------ Information

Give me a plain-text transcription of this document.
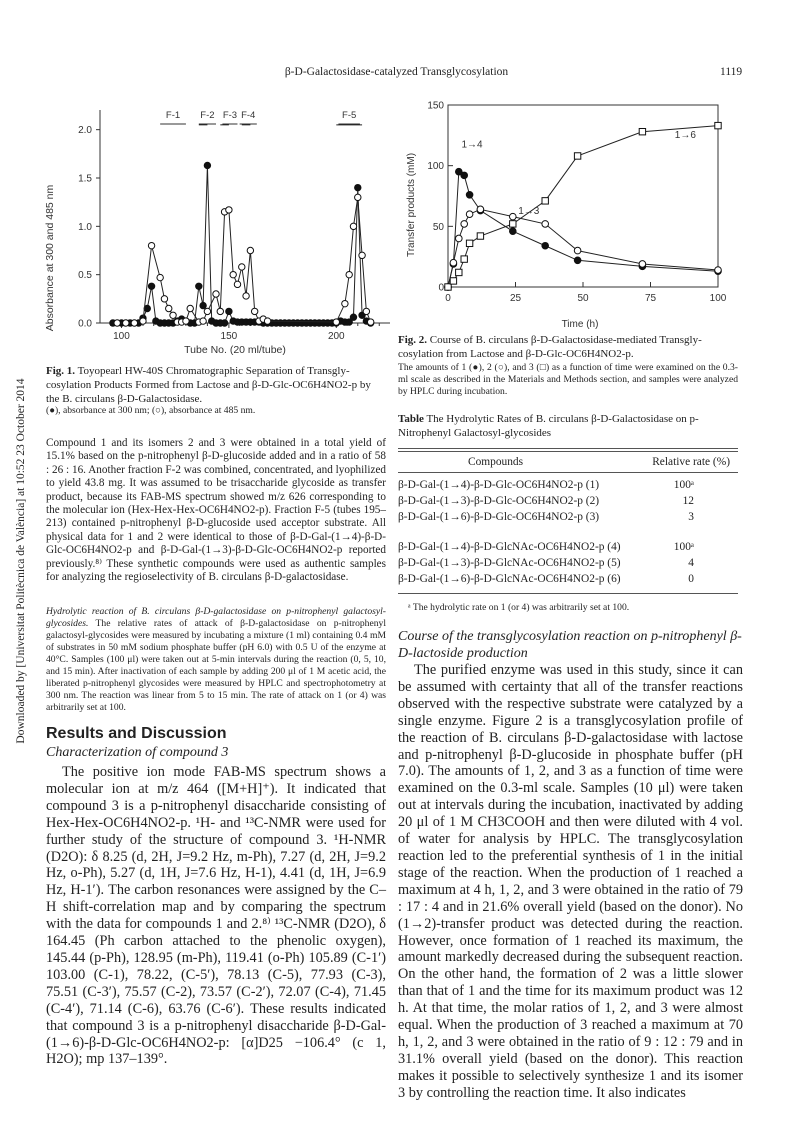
β-D-Galactosidase-catalyzed Transglycosylation	1119
Downloaded by [Universitat Politècnica de València] at 10:52 23 October 2014
0.0
0.5
1.0
1.5
2.0
100	150	200
F-1 F-2 F-3 F-4	F-5
Absorbance at 300 and 485 nm
Tube No. (20 ml/tube)
Fig. 1. Toyopearl HW-40S Chromatographic Separation of Transgly-cosylation Products Formed from Lactose and β-D-Glc-OC6H4NO2-p by the B. circulans β-D-Galactosidase.
(●), absorbance at 300 nm; (○), absorbance at 485 nm.

Compound 1 and its isomers 2 and 3 were obtained in a total yield of 15.1% based on the p-nitrophenyl β-D-glucoside added and in a ratio of 58 : 26 : 16. Another fraction F-2 was combined, concentrated, and lyophilized to yield 43.8 mg. It was assumed to be trisaccharide glycoside as transfer product, because its FAB-MS spectrum showed m/z 626 corresponding to the molecular ion (Hex-Hex-Hex-OC6H4NO2-p). Fraction F-5 (tubes 195–213) contained p-nitrophenyl β-D-glucoside used acceptor substrate. All physical data for 1 and 2 were identical to those of β-D-Gal-(1→4)-β-D-Glc-OC6H4NO2-p and β-D-Gal-(1→3)-β-D-Glc-OC6H4NO2-p reported previously.⁸⁾ These synthetic compounds were used as authentic samples for analyzing the regioselectivity of B. circulans β-D-galactosidase.

Hydrolytic reaction of B. circulans β-D-galactosidase on p-nitrophenyl galactosyl-glycosides. The relative rates of attack of β-D-galactosidase on p-nitrophenyl galactosyl-glycosides were measured by incubating a mixture (1 ml) containing 0.4 mM of substrates in 50 mM sodium phosphate buffer (pH 6.0) with 0.5 U of the enzyme at 40°C. Samples (100 μl) were taken out at 5-min intervals during the reaction (0, 5, 10, and 15 min). After inactivation of each sample by adding 200 μl of 1 M acetic acid, the liberated p-nitrophenyl glycosides were measured by HPLC and spectrophotometry at 300 nm. The reaction was linear from 5 to 15 min. The rate of attack on 1 (or 4) was arbitrarily set at 100.

Results and Discussion
Characterization of compound 3

The positive ion mode FAB-MS spectrum shows a molecular ion at m/z 464 ([M+H]⁺). It indicated that compound 3 is a p-nitrophenyl disaccharide consisting of Hex-Hex-OC6H4NO2-p. ¹H- and ¹³C-NMR were used for further study of the structure of compound 3. ¹H-NMR (D2O): δ 8.25 (d, 2H, J=9.2 Hz, m-Ph), 7.27 (d, 2H, J=9.2 Hz, o-Ph), 5.27 (d, 1H, J=7.6 Hz, H-1), 4.41 (d, 1H, J=6.9 Hz, H-1′). The carbon resonances were assigned by the C–H shift-correlation map and by comparing the spectrum with the data for compounds 1 and 2.⁸⁾ ¹³C-NMR (D2O), δ 164.45 (Ph carbon attached to the phenolic oxygen), 145.44 (p-Ph), 128.95 (m-Ph), 119.41 (o-Ph) 105.89 (C-1′) 103.00 (C-1), 78.22, (C-5′), 78.13 (C-5), 77.93 (C-3), 75.51 (C-3′), 75.57 (C-2), 73.57 (C-2′), 72.07 (C-4), 71.45 (C-4′), 71.14 (C-6), 63.76 (C-6′). These results indicated that compound 3 is a p-nitrophenyl disaccharide β-D-Gal-(1→6)-β-D-Glc-OC6H4NO2-p: [α]D25 −106.4° (c 1, H2O); mp 137–139°.

0
50
100
150
0	25	50	75	100
1→4
1→3
1→6
Transfer products (mM)
Time (h)
Fig. 2. Course of B. circulans β-D-Galactosidase-mediated Transgly-cosylation from Lactose and β-D-Glc-OC6H4NO2-p.
The amounts of 1 (●), 2 (○), and 3 (□) as a function of time were examined on the 0.3-ml scale as described in the Materials and Methods section, and samples were analyzed by HPLC during incubation.
Table The Hydrolytic Rates of B. circulans β-D-Galactosidase on p-Nitrophenyl Galactosyl-glycosides
Compounds	Relative rate (%)
β-D-Gal-(1→4)-β-D-Glc-OC6H4NO2-p (1)	100ᵃ
β-D-Gal-(1→3)-β-D-Glc-OC6H4NO2-p (2)	12
β-D-Gal-(1→6)-β-D-Glc-OC6H4NO2-p (3)	3

β-D-Gal-(1→4)-β-D-GlcNAc-OC6H4NO2-p (4)	100ᵃ
β-D-Gal-(1→3)-β-D-GlcNAc-OC6H4NO2-p (5)	4
β-D-Gal-(1→6)-β-D-GlcNAc-OC6H4NO2-p (6)	0
ᵃ The hydrolytic rate on 1 (or 4) was arbitrarily set at 100.
Course of the transglycosylation reaction on p-nitrophenyl β-D-lactoside production

The purified enzyme was used in this study, since it can be assumed with certainty that all of the transfer reactions observed with the respective substrate were catalyzed by a single enzyme. Figure 2 is a transglycosylation profile of the reaction of B. circulans β-D-galactosidase with lactose and p-nitrophenyl β-D-glucoside in phosphate buffer (pH 7.0). The amounts of 1, 2, and 3 as a function of time were examined on the 0.3-ml scale. Samples (10 μl) were taken out at intervals during the incubation, inactivated by adding 20 μl of 1 M CH3COOH and then were diluted with 4 vol. of water for analysis by HPLC. The transglycosylation reaction led to the preferential synthesis of 1 in the initial stage of the reaction. When the production of 1 reached a maximum at 4 h, 1, 2, and 3 were obtained in the ratio of 79 : 17 : 4 and in 21.6% overall yield (based on the donor). No (1→2)-transfer product was detected during the reaction. However, once formation of 1 reached its maximum, the amount markedly decreased during the subsequent reaction. On the other hand, the formation of 2 was a little slower than that of 1 and the time for its maximum product was 12 h. At that time, the molar ratios of 1, 2, and 3 were almost equal. When the production of 3 reached a maximum at 70 h, 1, 2, and 3 were obtained in the ratio of 9 : 12 : 79 and in 31.1% overall yield (based on the donor). This reaction makes it possible to selectively synthesize 1 and its isomer 3 by controlling the reaction time. It also indicates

------------

Task objective:
Return only the number of lines above that include "GlcNAc".

Output below:
3